What the exercise asks> Determine which lines contain the word "hidden", then copy those lines.

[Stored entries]
####################
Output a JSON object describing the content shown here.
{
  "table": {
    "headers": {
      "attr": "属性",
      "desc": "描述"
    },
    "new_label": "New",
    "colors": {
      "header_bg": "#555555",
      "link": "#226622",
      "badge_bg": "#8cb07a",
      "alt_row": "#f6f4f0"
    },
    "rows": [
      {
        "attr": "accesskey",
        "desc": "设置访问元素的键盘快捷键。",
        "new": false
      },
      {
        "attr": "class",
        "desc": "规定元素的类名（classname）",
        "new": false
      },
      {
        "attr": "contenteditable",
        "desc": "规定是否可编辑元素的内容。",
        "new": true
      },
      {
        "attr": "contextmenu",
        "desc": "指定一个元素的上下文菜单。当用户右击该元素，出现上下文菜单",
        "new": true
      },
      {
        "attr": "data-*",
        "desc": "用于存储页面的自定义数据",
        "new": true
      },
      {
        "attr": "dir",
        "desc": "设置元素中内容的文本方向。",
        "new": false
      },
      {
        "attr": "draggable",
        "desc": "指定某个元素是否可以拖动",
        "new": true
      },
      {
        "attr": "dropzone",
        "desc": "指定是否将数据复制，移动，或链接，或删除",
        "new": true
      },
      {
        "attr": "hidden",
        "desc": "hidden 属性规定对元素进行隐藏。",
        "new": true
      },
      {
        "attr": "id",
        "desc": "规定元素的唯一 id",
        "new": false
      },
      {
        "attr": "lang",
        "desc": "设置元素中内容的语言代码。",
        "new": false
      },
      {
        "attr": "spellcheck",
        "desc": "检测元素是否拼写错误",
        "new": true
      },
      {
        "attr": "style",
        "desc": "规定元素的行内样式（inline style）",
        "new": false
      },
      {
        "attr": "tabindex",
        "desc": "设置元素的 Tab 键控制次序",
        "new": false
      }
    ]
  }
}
####################
Correct response>
        "attr": "hidden",
        "desc": "hidden 属性规定对元素进行隐藏。",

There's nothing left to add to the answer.